▶ **Instructions for the task**
Repeat the records below exactly, leaving out every picture.

§

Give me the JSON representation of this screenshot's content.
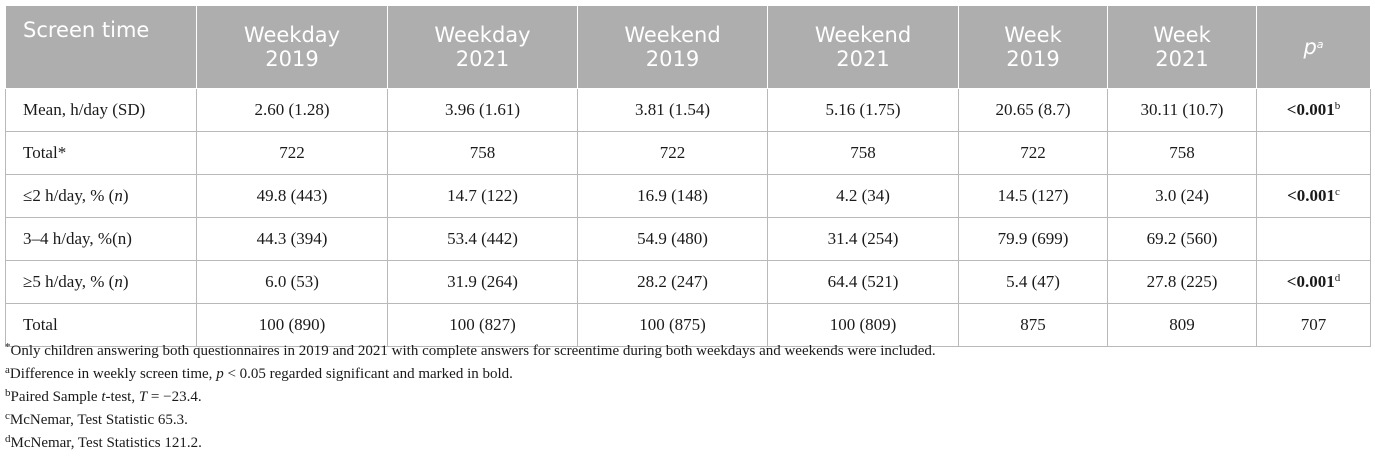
{
  "table": {
    "columns": [
      {
        "line1": "Screen time",
        "line2": ""
      },
      {
        "line1": "Weekday",
        "line2": "2019"
      },
      {
        "line1": "Weekday",
        "line2": "2021"
      },
      {
        "line1": "Weekend",
        "line2": "2019"
      },
      {
        "line1": "Weekend",
        "line2": "2021"
      },
      {
        "line1": "Week",
        "line2": "2019"
      },
      {
        "line1": "Week",
        "line2": "2021"
      }
    ],
    "p_header": {
      "base": "p",
      "sup": "a"
    },
    "rows": [
      {
        "label": "Mean, h/day (SD)",
        "values": [
          "2.60 (1.28)",
          "3.96 (1.61)",
          "3.81 (1.54)",
          "5.16 (1.75)",
          "20.65 (8.7)",
          "30.11 (10.7)"
        ],
        "p": "<0.001",
        "p_sup": "b"
      },
      {
        "label": "Total*",
        "values": [
          "722",
          "758",
          "722",
          "758",
          "722",
          "758"
        ],
        "p": "",
        "p_sup": ""
      },
      {
        "label_prefix": "≤2 h/day, % (",
        "label_italic": "n",
        "label_suffix": ")",
        "values": [
          "49.8 (443)",
          "14.7 (122)",
          "16.9 (148)",
          "4.2 (34)",
          "14.5 (127)",
          "3.0 (24)"
        ],
        "p": "<0.001",
        "p_sup": "c"
      },
      {
        "label": "3–4 h/day, %(n)",
        "values": [
          "44.3 (394)",
          "53.4 (442)",
          "54.9 (480)",
          "31.4 (254)",
          "79.9 (699)",
          "69.2 (560)"
        ],
        "p": "",
        "p_sup": ""
      },
      {
        "label_prefix": "≥5 h/day, % (",
        "label_italic": "n",
        "label_suffix": ")",
        "values": [
          "6.0 (53)",
          "31.9 (264)",
          "28.2 (247)",
          "64.4 (521)",
          "5.4 (47)",
          "27.8 (225)"
        ],
        "p": "<0.001",
        "p_sup": "d"
      },
      {
        "label": "Total",
        "values": [
          "100 (890)",
          "100 (827)",
          "100 (875)",
          "100 (809)",
          "875",
          "809"
        ],
        "p": "707",
        "p_sup": "",
        "p_plain": true
      }
    ]
  },
  "notes": [
    {
      "mark": "*",
      "text": "Only children answering both questionnaires in 2019 and 2021 with complete answers for screentime during both weekdays and weekends were included."
    },
    {
      "mark": "a",
      "pre": "Difference in weekly screen time, ",
      "italic": "p",
      "post": " < 0.05 regarded significant and marked in bold."
    },
    {
      "mark": "b",
      "pre": "Paired Sample ",
      "italic": "t",
      "post": "-test, ",
      "italic2": "T",
      "post2": " = −23.4."
    },
    {
      "mark": "c",
      "pre": "McNemar, Test Statistic 65.3."
    },
    {
      "mark": "d",
      "pre": "McNemar, Test Statistics 121.2."
    }
  ]
}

§

▶ **Answer for this exercise**
Give me the JSON representation of this screenshot's content.
{
  "table": {
    "columns": [
      {
        "line1": "Screen time",
        "line2": ""
      },
      {
        "line1": "Weekday",
        "line2": "2019"
      },
      {
        "line1": "Weekday",
        "line2": "2021"
      },
      {
        "line1": "Weekend",
        "line2": "2019"
      },
      {
        "line1": "Weekend",
        "line2": "2021"
      },
      {
        "line1": "Week",
        "line2": "2019"
      },
      {
        "line1": "Week",
        "line2": "2021"
      }
    ],
    "p_header": {
      "base": "p",
      "sup": "a"
    },
    "rows": [
      {
        "label": "Mean, h/day (SD)",
        "values": [
          "2.60 (1.28)",
          "3.96 (1.61)",
          "3.81 (1.54)",
          "5.16 (1.75)",
          "20.65 (8.7)",
          "30.11 (10.7)"
        ],
        "p": "<0.001",
        "p_sup": "b"
      },
      {
        "label": "Total*",
        "values": [
          "722",
          "758",
          "722",
          "758",
          "722",
          "758"
        ],
        "p": "",
        "p_sup": ""
      },
      {
        "label_prefix": "≤2 h/day, % (",
        "label_italic": "n",
        "label_suffix": ")",
        "values": [
          "49.8 (443)",
          "14.7 (122)",
          "16.9 (148)",
          "4.2 (34)",
          "14.5 (127)",
          "3.0 (24)"
        ],
        "p": "<0.001",
        "p_sup": "c"
      },
      {
        "label": "3–4 h/day, %(n)",
        "values": [
          "44.3 (394)",
          "53.4 (442)",
          "54.9 (480)",
          "31.4 (254)",
          "79.9 (699)",
          "69.2 (560)"
        ],
        "p": "",
        "p_sup": ""
      },
      {
        "label_prefix": "≥5 h/day, % (",
        "label_italic": "n",
        "label_suffix": ")",
        "values": [
          "6.0 (53)",
          "31.9 (264)",
          "28.2 (247)",
          "64.4 (521)",
          "5.4 (47)",
          "27.8 (225)"
        ],
        "p": "<0.001",
        "p_sup": "d"
      },
      {
        "label": "Total",
        "values": [
          "100 (890)",
          "100 (827)",
          "100 (875)",
          "100 (809)",
          "875",
          "809"
        ],
        "p": "707",
        "p_sup": "",
        "p_plain": true
      }
    ]
  },
  "notes": [
    {
      "mark": "*",
      "text": "Only children answering both questionnaires in 2019 and 2021 with complete answers for screentime during both weekdays and weekends were included."
    },
    {
      "mark": "a",
      "pre": "Difference in weekly screen time, ",
      "italic": "p",
      "post": " < 0.05 regarded significant and marked in bold."
    },
    {
      "mark": "b",
      "pre": "Paired Sample ",
      "italic": "t",
      "post": "-test, ",
      "italic2": "T",
      "post2": " = −23.4."
    },
    {
      "mark": "c",
      "pre": "McNemar, Test Statistic 65.3."
    },
    {
      "mark": "d",
      "pre": "McNemar, Test Statistics 121.2."
    }
  ]
}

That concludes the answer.